Data items
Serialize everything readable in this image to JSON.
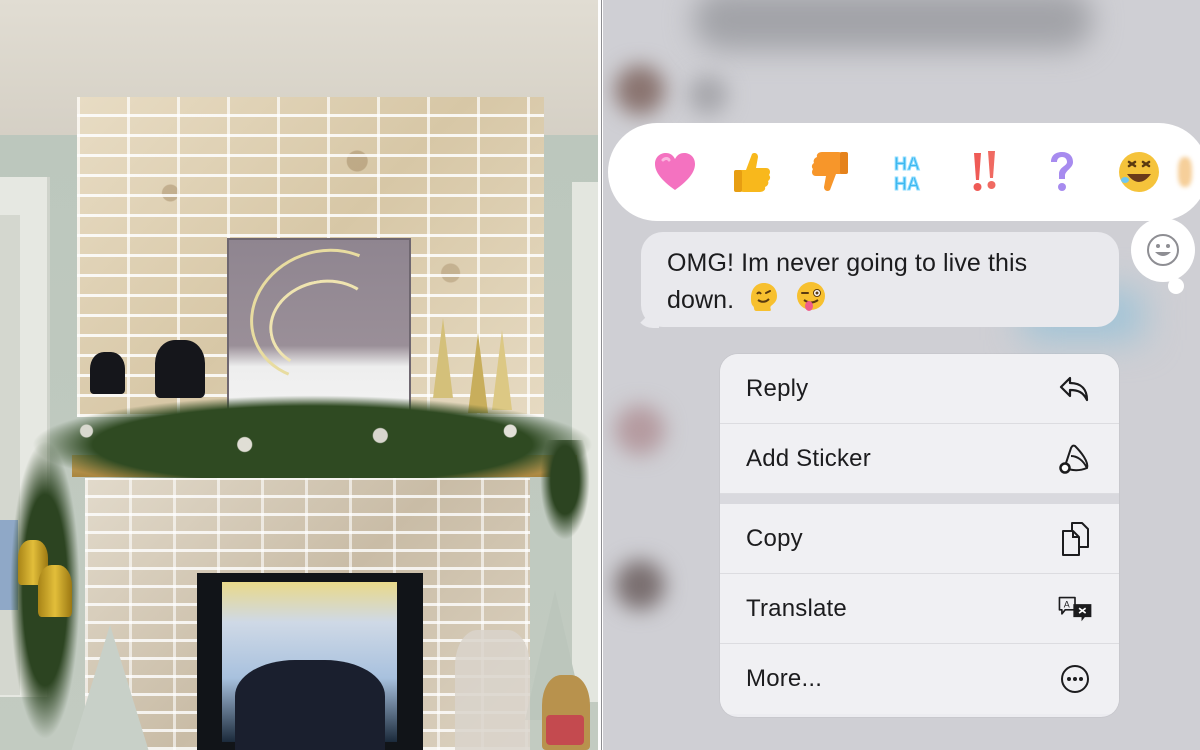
{
  "left_photo": {
    "subject": "brick fireplace with Christmas mantel decor"
  },
  "conversation": {
    "tapbacks": [
      {
        "name": "heart",
        "label": "Heart",
        "color": "#f472c0"
      },
      {
        "name": "thumbs-up",
        "label": "Like",
        "color": "#f8b81c"
      },
      {
        "name": "thumbs-down",
        "label": "Dislike",
        "color": "#f7962a"
      },
      {
        "name": "haha",
        "label": "HA HA",
        "color": "#3fb8ef"
      },
      {
        "name": "exclamation",
        "label": "!!",
        "color": "#ef5b56"
      },
      {
        "name": "question",
        "label": "?",
        "color": "#a78bef"
      },
      {
        "name": "rofl",
        "label": "Rolling on the floor laughing",
        "color": "#f5c33b"
      }
    ],
    "add_emoji_icon": "smiley-face",
    "message": {
      "line1": "OMG! Im never going to live this",
      "line2": "down.",
      "emojis": [
        "melting-face",
        "winking-face-with-tongue"
      ]
    }
  },
  "context_menu": {
    "items": [
      {
        "label": "Reply",
        "icon": "reply-arrow"
      },
      {
        "label": "Add Sticker",
        "icon": "sticker-peel"
      },
      {
        "label": "Copy",
        "icon": "documents-copy"
      },
      {
        "label": "Translate",
        "icon": "translate-bubbles"
      },
      {
        "label": "More...",
        "icon": "ellipsis-circle"
      }
    ]
  }
}
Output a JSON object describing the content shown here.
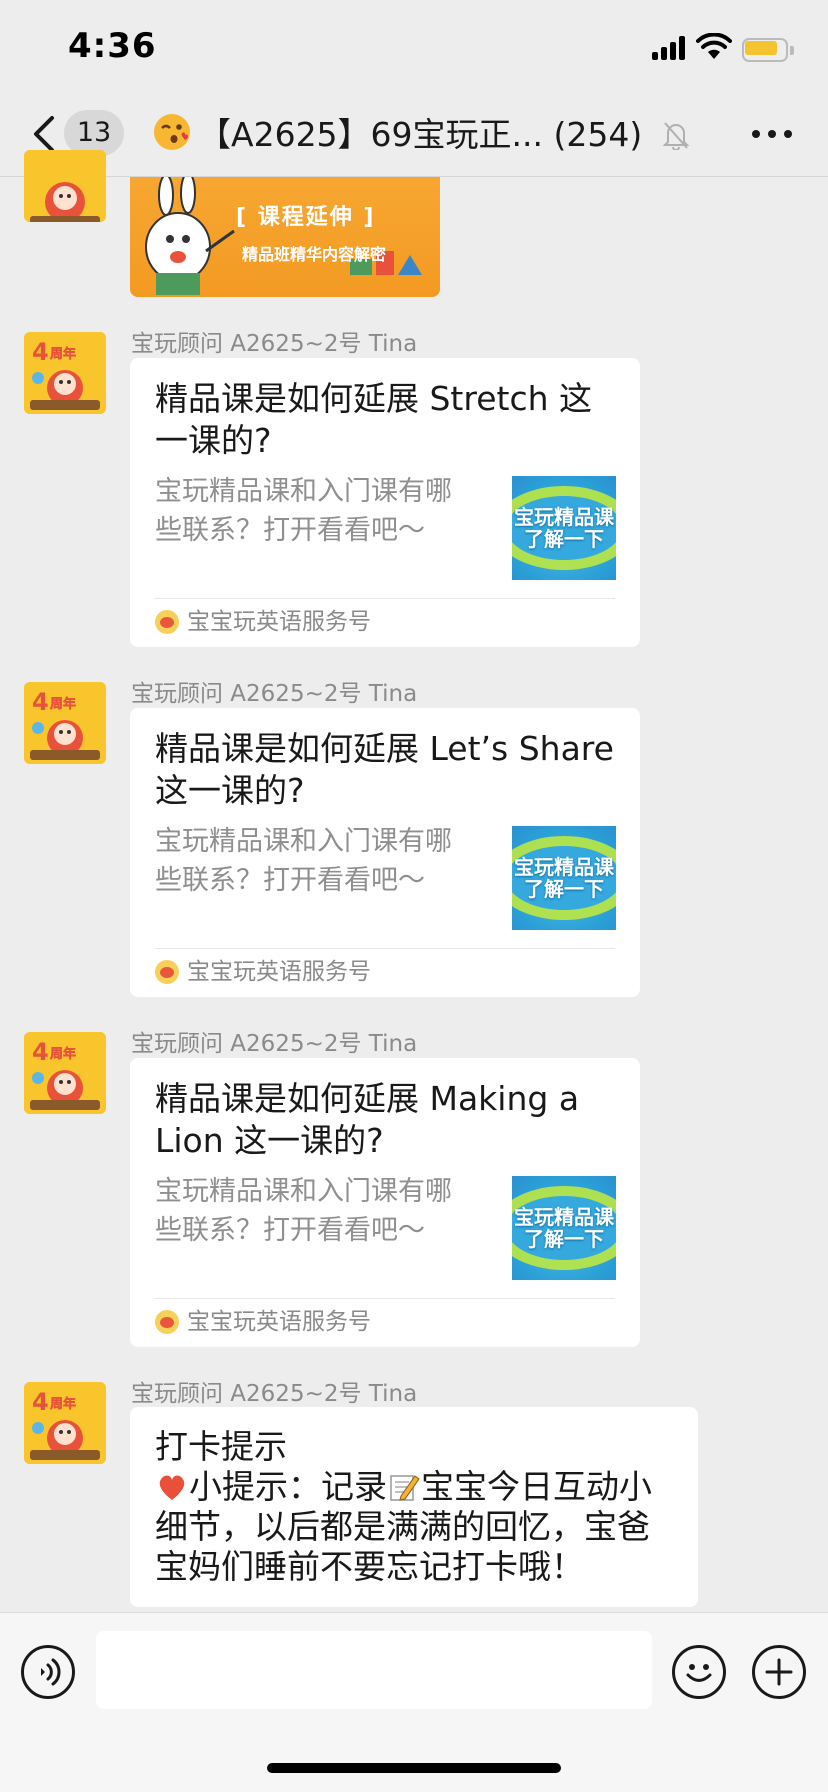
{
  "status_bar": {
    "time": "4:36",
    "battery_color": "#f4c430"
  },
  "nav": {
    "unread_count": "13",
    "title": "【A2625】69宝玩正... (254)",
    "title_emoji": "kissing-face-emoji",
    "muted": true
  },
  "top_image": {
    "tag": "[ 课程延伸 ]",
    "subtitle": "精品班精华内容解密"
  },
  "messages": [
    {
      "sender": "宝玩顾问 A2625~2号 Tina",
      "title": "精品课是如何延展 Stretch 这一课的?",
      "description": "宝玩精品课和入门课有哪些联系？打开看看吧～",
      "thumbnail_text": "宝玩精品课 了解一下",
      "source": "宝宝玩英语服务号"
    },
    {
      "sender": "宝玩顾问 A2625~2号 Tina",
      "title": "精品课是如何延展 Let’s Share 这一课的?",
      "description": "宝玩精品课和入门课有哪些联系？打开看看吧～",
      "thumbnail_text": "宝玩精品课 了解一下",
      "source": "宝宝玩英语服务号"
    },
    {
      "sender": "宝玩顾问 A2625~2号 Tina",
      "title": "精品课是如何延展 Making a Lion 这一课的?",
      "description": "宝玩精品课和入门课有哪些联系？打开看看吧～",
      "thumbnail_text": "宝玩精品课 了解一下",
      "source": "宝宝玩英语服务号"
    }
  ],
  "text_message": {
    "sender": "宝玩顾问 A2625~2号 Tina",
    "line1": "打卡提示",
    "part_a": "小提示：记录",
    "part_b": "宝宝今日互动小细节，以后都是满满的回忆，宝爸宝妈们睡前不要忘记打卡哦！"
  },
  "input": {
    "value": "",
    "placeholder": ""
  }
}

== Exercise requirements ==
Retype every record above exactly as written, but leave out the pictures.

== Full answer ==
Serialize everything readable in this image to JSON.
{
  "left_photo": {
    "subject": "brick fireplace with Christmas mantel decor"
  },
  "conversation": {
    "tapbacks": [
      {
        "name": "heart",
        "label": "Heart",
        "color": "#f472c0"
      },
      {
        "name": "thumbs-up",
        "label": "Like",
        "color": "#f8b81c"
      },
      {
        "name": "thumbs-down",
        "label": "Dislike",
        "color": "#f7962a"
      },
      {
        "name": "haha",
        "label": "HA HA",
        "color": "#3fb8ef"
      },
      {
        "name": "exclamation",
        "label": "!!",
        "color": "#ef5b56"
      },
      {
        "name": "question",
        "label": "?",
        "color": "#a78bef"
      },
      {
        "name": "rofl",
        "label": "Rolling on the floor laughing",
        "color": "#f5c33b"
      }
    ],
    "add_emoji_icon": "smiley-face",
    "message": {
      "line1": "OMG! Im never going to live this",
      "line2": "down.",
      "emojis": [
        "melting-face",
        "winking-face-with-tongue"
      ]
    }
  },
  "context_menu": {
    "items": [
      {
        "label": "Reply",
        "icon": "reply-arrow"
      },
      {
        "label": "Add Sticker",
        "icon": "sticker-peel"
      },
      {
        "label": "Copy",
        "icon": "documents-copy"
      },
      {
        "label": "Translate",
        "icon": "translate-bubbles"
      },
      {
        "label": "More...",
        "icon": "ellipsis-circle"
      }
    ]
  }
}
Output a JSON object describing the content shown here.
{
  "status_bar": {
    "time": "4:36",
    "battery_color": "#f4c430"
  },
  "nav": {
    "unread_count": "13",
    "title": "【A2625】69宝玩正... (254)",
    "title_emoji": "kissing-face-emoji",
    "muted": true
  },
  "top_image": {
    "tag": "[ 课程延伸 ]",
    "subtitle": "精品班精华内容解密"
  },
  "messages": [
    {
      "sender": "宝玩顾问 A2625~2号 Tina",
      "title": "精品课是如何延展 Stretch 这一课的?",
      "description": "宝玩精品课和入门课有哪些联系？打开看看吧～",
      "thumbnail_text": "宝玩精品课 了解一下",
      "source": "宝宝玩英语服务号"
    },
    {
      "sender": "宝玩顾问 A2625~2号 Tina",
      "title": "精品课是如何延展 Let’s Share 这一课的?",
      "description": "宝玩精品课和入门课有哪些联系？打开看看吧～",
      "thumbnail_text": "宝玩精品课 了解一下",
      "source": "宝宝玩英语服务号"
    },
    {
      "sender": "宝玩顾问 A2625~2号 Tina",
      "title": "精品课是如何延展 Making a Lion 这一课的?",
      "description": "宝玩精品课和入门课有哪些联系？打开看看吧～",
      "thumbnail_text": "宝玩精品课 了解一下",
      "source": "宝宝玩英语服务号"
    }
  ],
  "text_message": {
    "sender": "宝玩顾问 A2625~2号 Tina",
    "line1": "打卡提示",
    "part_a": "小提示：记录",
    "part_b": "宝宝今日互动小细节，以后都是满满的回忆，宝爸宝妈们睡前不要忘记打卡哦！"
  },
  "input": {
    "value": "",
    "placeholder": ""
  }
}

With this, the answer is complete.